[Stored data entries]
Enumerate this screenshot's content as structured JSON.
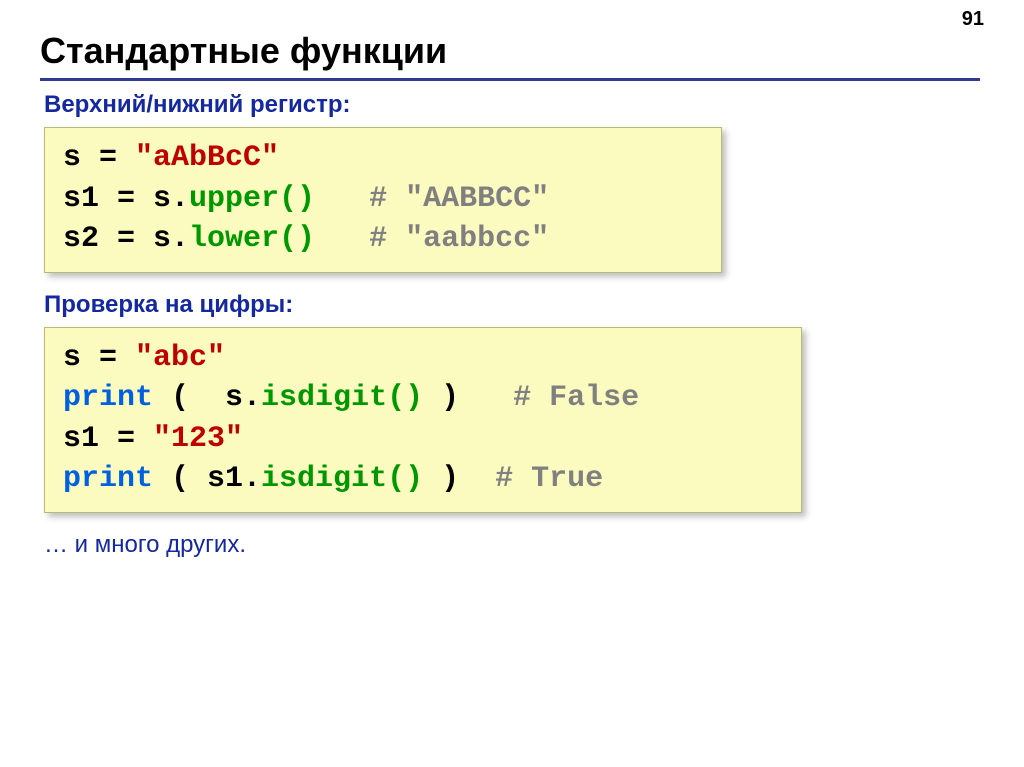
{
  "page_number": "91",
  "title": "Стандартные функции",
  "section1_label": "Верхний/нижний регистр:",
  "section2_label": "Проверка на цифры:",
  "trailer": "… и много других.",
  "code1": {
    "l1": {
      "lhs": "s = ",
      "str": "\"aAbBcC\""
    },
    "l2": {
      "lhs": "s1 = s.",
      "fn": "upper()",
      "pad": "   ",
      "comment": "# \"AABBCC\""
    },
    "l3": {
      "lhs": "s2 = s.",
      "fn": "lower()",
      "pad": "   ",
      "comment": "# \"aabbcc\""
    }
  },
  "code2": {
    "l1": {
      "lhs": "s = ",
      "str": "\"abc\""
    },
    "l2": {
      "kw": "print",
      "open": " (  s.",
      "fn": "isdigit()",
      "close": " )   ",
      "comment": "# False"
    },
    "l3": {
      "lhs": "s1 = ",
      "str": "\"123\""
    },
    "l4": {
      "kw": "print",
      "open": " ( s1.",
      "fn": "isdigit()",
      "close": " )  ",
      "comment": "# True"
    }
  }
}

...

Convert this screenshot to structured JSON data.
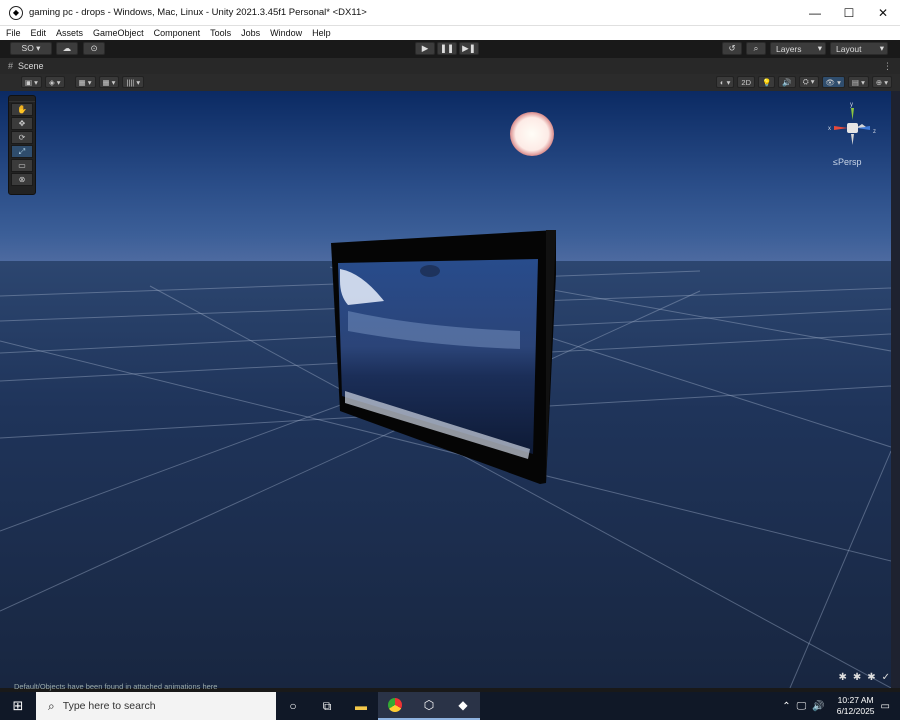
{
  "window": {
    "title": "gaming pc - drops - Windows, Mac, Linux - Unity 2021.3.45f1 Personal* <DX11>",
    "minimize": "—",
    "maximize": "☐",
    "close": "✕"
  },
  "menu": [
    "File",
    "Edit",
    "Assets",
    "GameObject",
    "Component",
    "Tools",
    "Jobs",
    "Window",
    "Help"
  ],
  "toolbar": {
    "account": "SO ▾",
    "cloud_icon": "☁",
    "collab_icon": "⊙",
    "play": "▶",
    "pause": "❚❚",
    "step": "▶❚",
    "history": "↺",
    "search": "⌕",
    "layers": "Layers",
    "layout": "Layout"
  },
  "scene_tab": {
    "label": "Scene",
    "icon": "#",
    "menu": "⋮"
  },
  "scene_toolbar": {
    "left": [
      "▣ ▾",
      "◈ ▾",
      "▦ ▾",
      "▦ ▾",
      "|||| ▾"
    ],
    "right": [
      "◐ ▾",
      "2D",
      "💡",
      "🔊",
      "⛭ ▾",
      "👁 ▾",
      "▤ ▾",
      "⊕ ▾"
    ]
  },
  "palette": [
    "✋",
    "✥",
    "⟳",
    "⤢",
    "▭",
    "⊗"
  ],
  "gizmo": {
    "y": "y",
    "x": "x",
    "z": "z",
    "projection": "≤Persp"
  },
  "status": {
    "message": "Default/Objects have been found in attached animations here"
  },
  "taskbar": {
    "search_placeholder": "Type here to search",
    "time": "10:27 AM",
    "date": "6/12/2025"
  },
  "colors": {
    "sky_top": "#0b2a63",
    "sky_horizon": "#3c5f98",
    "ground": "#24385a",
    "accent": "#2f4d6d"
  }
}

• _WHAT IS NEEDED_
Above are lines of data; state how many of them contain the word "here", with no other output.

• _SOLUTION TO THE PROBLEM_
2